(begin)

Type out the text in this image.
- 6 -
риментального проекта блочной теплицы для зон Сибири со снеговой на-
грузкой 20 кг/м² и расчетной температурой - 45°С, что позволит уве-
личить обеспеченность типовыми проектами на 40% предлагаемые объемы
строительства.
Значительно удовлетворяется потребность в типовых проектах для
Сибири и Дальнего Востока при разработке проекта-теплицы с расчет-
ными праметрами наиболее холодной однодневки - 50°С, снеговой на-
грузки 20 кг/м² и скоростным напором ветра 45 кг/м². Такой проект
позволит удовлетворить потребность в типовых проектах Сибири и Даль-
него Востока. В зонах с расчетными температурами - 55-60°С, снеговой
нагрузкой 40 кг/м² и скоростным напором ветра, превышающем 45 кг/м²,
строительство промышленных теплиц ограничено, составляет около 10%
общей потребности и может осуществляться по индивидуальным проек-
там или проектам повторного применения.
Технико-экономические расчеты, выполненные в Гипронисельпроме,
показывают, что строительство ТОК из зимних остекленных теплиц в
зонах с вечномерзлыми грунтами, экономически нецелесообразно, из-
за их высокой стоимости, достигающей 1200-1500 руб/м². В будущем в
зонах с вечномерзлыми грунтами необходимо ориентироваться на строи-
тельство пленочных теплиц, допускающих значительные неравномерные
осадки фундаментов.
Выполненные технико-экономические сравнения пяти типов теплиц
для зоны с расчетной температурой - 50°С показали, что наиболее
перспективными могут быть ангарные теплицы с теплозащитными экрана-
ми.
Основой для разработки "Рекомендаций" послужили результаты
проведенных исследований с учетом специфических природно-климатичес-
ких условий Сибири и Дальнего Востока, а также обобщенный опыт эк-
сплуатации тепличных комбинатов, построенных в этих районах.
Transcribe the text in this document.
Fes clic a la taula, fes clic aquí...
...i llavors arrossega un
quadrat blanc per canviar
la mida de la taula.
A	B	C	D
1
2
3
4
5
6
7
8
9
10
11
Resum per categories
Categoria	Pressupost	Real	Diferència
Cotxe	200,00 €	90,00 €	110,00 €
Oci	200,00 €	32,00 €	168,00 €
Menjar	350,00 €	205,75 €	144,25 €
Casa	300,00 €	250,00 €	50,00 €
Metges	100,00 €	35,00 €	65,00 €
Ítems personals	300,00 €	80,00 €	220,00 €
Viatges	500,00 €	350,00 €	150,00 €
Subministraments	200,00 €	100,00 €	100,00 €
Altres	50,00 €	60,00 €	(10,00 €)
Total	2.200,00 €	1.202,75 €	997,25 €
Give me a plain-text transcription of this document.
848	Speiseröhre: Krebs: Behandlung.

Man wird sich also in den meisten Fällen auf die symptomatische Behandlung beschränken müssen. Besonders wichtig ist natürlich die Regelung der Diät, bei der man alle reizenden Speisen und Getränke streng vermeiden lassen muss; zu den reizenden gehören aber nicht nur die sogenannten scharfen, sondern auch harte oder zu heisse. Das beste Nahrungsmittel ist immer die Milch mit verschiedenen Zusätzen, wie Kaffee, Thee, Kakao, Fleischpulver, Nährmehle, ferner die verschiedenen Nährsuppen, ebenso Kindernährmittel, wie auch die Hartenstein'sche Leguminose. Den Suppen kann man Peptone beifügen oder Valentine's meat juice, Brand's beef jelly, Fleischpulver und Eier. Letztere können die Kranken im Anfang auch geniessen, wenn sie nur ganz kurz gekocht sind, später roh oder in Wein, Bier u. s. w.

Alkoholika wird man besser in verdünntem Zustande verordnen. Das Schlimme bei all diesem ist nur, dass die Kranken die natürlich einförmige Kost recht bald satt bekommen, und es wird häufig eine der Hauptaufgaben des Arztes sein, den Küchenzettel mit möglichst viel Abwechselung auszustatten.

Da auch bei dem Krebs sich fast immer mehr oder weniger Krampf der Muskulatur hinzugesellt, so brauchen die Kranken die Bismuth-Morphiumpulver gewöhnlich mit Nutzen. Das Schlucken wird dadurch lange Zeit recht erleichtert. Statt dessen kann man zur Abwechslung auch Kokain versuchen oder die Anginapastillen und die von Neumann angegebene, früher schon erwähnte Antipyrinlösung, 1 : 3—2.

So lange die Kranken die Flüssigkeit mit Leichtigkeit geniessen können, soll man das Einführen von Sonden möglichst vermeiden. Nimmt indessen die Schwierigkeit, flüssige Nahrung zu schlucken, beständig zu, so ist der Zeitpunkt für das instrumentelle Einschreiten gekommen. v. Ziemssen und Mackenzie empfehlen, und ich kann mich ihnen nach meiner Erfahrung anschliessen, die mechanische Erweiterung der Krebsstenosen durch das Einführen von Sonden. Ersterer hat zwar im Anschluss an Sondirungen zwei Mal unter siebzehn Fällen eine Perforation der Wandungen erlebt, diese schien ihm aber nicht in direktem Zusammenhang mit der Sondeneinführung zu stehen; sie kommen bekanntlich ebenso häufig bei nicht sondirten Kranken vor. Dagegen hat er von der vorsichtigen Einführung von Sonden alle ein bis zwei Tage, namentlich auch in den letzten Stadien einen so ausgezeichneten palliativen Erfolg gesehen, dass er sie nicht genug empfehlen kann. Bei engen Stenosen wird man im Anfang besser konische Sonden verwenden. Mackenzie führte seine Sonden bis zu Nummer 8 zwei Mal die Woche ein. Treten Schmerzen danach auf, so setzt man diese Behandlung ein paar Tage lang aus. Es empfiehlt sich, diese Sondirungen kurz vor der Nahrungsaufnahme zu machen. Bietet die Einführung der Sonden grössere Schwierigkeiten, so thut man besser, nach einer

(end)

WHAT IS REQUIRED – Transcribe each entry precisely, missing none.

RESULT OF THE TASK –
Type out the text in this image.
- 6 -
риментального проекта блочной теплицы для зон Сибири со снеговой на-
грузкой 20 кг/м² и расчетной температурой - 45°С, что позволит уве-
личить обеспеченность типовыми проектами на 40% предлагаемые объемы
строительства.
Значительно удовлетворяется потребность в типовых проектах для
Сибири и Дальнего Востока при разработке проекта-теплицы с расчет-
ными праметрами наиболее холодной однодневки - 50°С, снеговой на-
грузки 20 кг/м² и скоростным напором ветра 45 кг/м². Такой проект
позволит удовлетворить потребность в типовых проектах Сибири и Даль-
него Востока. В зонах с расчетными температурами - 55-60°С, снеговой
нагрузкой 40 кг/м² и скоростным напором ветра, превышающем 45 кг/м²,
строительство промышленных теплиц ограничено, составляет около 10%
общей потребности и может осуществляться по индивидуальным проек-
там или проектам повторного применения.
Технико-экономические расчеты, выполненные в Гипронисельпроме,
показывают, что строительство ТОК из зимних остекленных теплиц в
зонах с вечномерзлыми грунтами, экономически нецелесообразно, из-
за их высокой стоимости, достигающей 1200-1500 руб/м². В будущем в
зонах с вечномерзлыми грунтами необходимо ориентироваться на строи-
тельство пленочных теплиц, допускающих значительные неравномерные
осадки фундаментов.
Выполненные технико-экономические сравнения пяти типов теплиц
для зоны с расчетной температурой - 50°С показали, что наиболее
перспективными могут быть ангарные теплицы с теплозащитными экрана-
ми.
Основой для разработки "Рекомендаций" послужили результаты
проведенных исследований с учетом специфических природно-климатичес-
ких условий Сибири и Дальнего Востока, а также обобщенный опыт эк-
сплуатации тепличных комбинатов, построенных в этих районах.
Transcribe the text in this document.
Fes clic a la taula, fes clic aquí...
...i llavors arrossega un
quadrat blanc per canviar
la mida de la taula.
A	B	C	D
1
2
3
4
5
6
7
8
9
10
11
Resum per categories
Categoria	Pressupost	Real	Diferència
Cotxe	200,00 €	90,00 €	110,00 €
Oci	200,00 €	32,00 €	168,00 €
Menjar	350,00 €	205,75 €	144,25 €
Casa	300,00 €	250,00 €	50,00 €
Metges	100,00 €	35,00 €	65,00 €
Ítems personals	300,00 €	80,00 €	220,00 €
Viatges	500,00 €	350,00 €	150,00 €
Subministraments	200,00 €	100,00 €	100,00 €
Altres	50,00 €	60,00 €	(10,00 €)
Total	2.200,00 €	1.202,75 €	997,25 €
Give me a plain-text transcription of this document.
848	Speiseröhre: Krebs: Behandlung.

Man wird sich also in den meisten Fällen auf die symptomatische Behandlung beschränken müssen. Besonders wichtig ist natürlich die Regelung der Diät, bei der man alle reizenden Speisen und Getränke streng vermeiden lassen muss; zu den reizenden gehören aber nicht nur die sogenannten scharfen, sondern auch harte oder zu heisse. Das beste Nahrungsmittel ist immer die Milch mit verschiedenen Zusätzen, wie Kaffee, Thee, Kakao, Fleischpulver, Nährmehle, ferner die verschiedenen Nährsuppen, ebenso Kindernährmittel, wie auch die Hartenstein'sche Leguminose. Den Suppen kann man Peptone beifügen oder Valentine's meat juice, Brand's beef jelly, Fleischpulver und Eier. Letztere können die Kranken im Anfang auch geniessen, wenn sie nur ganz kurz gekocht sind, später roh oder in Wein, Bier u. s. w.

Alkoholika wird man besser in verdünntem Zustande verordnen. Das Schlimme bei all diesem ist nur, dass die Kranken die natürlich einförmige Kost recht bald satt bekommen, und es wird häufig eine der Hauptaufgaben des Arztes sein, den Küchenzettel mit möglichst viel Abwechselung auszustatten.

Da auch bei dem Krebs sich fast immer mehr oder weniger Krampf der Muskulatur hinzugesellt, so brauchen die Kranken die Bismuth-Morphiumpulver gewöhnlich mit Nutzen. Das Schlucken wird dadurch lange Zeit recht erleichtert. Statt dessen kann man zur Abwechslung auch Kokain versuchen oder die Anginapastillen und die von Neumann angegebene, früher schon erwähnte Antipyrinlösung, 1 : 3—2.

So lange die Kranken die Flüssigkeit mit Leichtigkeit geniessen können, soll man das Einführen von Sonden möglichst vermeiden. Nimmt indessen die Schwierigkeit, flüssige Nahrung zu schlucken, beständig zu, so ist der Zeitpunkt für das instrumentelle Einschreiten gekommen. v. Ziemssen und Mackenzie empfehlen, und ich kann mich ihnen nach meiner Erfahrung anschliessen, die mechanische Erweiterung der Krebsstenosen durch das Einführen von Sonden. Ersterer hat zwar im Anschluss an Sondirungen zwei Mal unter siebzehn Fällen eine Perforation der Wandungen erlebt, diese schien ihm aber nicht in direktem Zusammenhang mit der Sondeneinführung zu stehen; sie kommen bekanntlich ebenso häufig bei nicht sondirten Kranken vor. Dagegen hat er von der vorsichtigen Einführung von Sonden alle ein bis zwei Tage, namentlich auch in den letzten Stadien einen so ausgezeichneten palliativen Erfolg gesehen, dass er sie nicht genug empfehlen kann. Bei engen Stenosen wird man im Anfang besser konische Sonden verwenden. Mackenzie führte seine Sonden bis zu Nummer 8 zwei Mal die Woche ein. Treten Schmerzen danach auf, so setzt man diese Behandlung ein paar Tage lang aus. Es empfiehlt sich, diese Sondirungen kurz vor der Nahrungsaufnahme zu machen. Bietet die Einführung der Sonden grössere Schwierigkeiten, so thut man besser, nach einer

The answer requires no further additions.